— Begin DATASET EXCERPTS —

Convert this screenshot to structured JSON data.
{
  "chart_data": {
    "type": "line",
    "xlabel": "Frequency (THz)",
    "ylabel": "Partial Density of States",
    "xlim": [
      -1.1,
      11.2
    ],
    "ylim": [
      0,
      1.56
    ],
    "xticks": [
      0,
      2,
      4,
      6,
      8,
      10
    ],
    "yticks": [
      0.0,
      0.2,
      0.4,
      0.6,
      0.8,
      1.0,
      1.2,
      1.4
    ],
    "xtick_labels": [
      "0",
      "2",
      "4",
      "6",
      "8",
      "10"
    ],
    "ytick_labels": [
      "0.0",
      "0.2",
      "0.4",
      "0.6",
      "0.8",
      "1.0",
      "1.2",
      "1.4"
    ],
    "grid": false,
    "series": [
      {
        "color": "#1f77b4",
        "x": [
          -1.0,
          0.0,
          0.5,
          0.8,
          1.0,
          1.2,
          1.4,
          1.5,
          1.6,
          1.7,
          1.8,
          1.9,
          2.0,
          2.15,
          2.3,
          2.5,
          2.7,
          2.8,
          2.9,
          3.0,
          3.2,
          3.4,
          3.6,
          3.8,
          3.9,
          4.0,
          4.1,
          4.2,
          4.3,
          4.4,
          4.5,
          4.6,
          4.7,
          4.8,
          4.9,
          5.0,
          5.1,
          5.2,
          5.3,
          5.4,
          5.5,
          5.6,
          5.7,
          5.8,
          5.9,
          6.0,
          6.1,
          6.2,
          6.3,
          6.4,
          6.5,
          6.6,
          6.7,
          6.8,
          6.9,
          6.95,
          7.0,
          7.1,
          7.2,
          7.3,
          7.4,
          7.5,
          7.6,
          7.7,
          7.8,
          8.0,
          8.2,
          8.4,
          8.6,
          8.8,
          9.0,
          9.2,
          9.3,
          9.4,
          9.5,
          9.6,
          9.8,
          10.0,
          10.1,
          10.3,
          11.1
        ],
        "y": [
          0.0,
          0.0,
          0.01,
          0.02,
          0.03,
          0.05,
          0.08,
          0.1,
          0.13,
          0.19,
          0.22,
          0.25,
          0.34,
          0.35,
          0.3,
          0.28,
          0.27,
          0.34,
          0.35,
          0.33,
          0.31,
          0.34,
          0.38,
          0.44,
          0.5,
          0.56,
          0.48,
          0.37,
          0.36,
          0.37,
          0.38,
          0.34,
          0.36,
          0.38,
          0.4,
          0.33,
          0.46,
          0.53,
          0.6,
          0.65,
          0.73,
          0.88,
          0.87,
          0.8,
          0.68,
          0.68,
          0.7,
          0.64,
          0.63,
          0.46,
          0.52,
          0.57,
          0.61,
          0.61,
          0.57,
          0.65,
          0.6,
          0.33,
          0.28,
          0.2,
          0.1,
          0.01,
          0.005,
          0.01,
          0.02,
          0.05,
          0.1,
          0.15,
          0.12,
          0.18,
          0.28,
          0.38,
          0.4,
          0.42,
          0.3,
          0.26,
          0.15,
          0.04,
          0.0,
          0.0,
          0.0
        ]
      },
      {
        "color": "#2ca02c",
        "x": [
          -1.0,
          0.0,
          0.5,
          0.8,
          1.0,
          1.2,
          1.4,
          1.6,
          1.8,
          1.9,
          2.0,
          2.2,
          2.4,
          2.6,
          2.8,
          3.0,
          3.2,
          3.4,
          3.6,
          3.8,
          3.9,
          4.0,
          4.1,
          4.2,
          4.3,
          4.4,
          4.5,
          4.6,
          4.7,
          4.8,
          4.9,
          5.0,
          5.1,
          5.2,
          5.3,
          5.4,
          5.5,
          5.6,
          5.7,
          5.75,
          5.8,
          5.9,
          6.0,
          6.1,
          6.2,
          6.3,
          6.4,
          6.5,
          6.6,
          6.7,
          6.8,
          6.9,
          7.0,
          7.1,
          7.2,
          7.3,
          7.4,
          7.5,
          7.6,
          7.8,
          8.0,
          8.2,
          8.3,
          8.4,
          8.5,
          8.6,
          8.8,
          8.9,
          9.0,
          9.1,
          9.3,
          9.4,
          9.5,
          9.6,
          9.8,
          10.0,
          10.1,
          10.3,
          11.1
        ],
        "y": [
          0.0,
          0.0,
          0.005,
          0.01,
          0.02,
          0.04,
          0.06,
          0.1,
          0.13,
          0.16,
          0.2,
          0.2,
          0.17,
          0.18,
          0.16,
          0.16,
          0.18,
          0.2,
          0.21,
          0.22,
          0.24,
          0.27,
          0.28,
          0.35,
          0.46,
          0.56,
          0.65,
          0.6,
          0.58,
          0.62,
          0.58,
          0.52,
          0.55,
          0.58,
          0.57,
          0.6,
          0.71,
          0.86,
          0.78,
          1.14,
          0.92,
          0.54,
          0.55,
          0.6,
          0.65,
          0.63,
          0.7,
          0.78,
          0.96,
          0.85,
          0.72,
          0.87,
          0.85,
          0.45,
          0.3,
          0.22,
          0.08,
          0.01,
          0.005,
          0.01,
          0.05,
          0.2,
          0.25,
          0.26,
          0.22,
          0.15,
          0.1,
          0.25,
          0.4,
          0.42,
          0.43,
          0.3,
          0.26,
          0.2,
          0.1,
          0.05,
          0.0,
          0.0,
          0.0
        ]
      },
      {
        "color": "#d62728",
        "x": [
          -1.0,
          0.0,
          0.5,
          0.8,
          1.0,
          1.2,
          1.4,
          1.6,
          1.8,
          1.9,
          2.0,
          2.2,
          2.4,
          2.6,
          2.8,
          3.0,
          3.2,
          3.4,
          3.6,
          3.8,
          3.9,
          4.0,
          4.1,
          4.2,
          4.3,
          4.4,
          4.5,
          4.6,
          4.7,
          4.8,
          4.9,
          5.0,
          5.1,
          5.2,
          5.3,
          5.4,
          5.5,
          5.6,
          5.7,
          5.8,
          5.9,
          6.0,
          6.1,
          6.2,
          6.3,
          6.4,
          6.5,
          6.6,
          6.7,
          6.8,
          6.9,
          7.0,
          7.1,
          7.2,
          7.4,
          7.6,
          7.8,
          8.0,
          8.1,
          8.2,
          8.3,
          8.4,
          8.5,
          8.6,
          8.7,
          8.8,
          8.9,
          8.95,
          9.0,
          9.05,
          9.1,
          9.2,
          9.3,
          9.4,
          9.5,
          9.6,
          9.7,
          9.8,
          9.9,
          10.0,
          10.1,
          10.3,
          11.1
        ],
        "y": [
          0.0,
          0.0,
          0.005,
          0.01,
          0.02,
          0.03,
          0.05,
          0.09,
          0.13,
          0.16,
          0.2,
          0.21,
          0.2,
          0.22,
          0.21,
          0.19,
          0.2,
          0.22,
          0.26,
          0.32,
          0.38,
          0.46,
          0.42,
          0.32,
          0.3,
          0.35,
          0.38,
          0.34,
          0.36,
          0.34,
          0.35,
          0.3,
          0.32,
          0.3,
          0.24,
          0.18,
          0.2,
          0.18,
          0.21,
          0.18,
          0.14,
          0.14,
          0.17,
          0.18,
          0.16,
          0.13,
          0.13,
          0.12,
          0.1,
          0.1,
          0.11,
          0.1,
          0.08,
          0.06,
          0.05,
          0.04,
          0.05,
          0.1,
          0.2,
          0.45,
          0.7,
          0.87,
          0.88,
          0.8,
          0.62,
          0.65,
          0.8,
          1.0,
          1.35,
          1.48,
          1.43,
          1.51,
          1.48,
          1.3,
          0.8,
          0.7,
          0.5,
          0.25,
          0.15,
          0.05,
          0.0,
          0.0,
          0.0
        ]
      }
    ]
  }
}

— End DATASET EXCERPTS —

INSTRUCTION:
Above are some records. Count the lines among them with the word "color", and answer with the number only.

ANSWER TO THIS EXERCISE:
3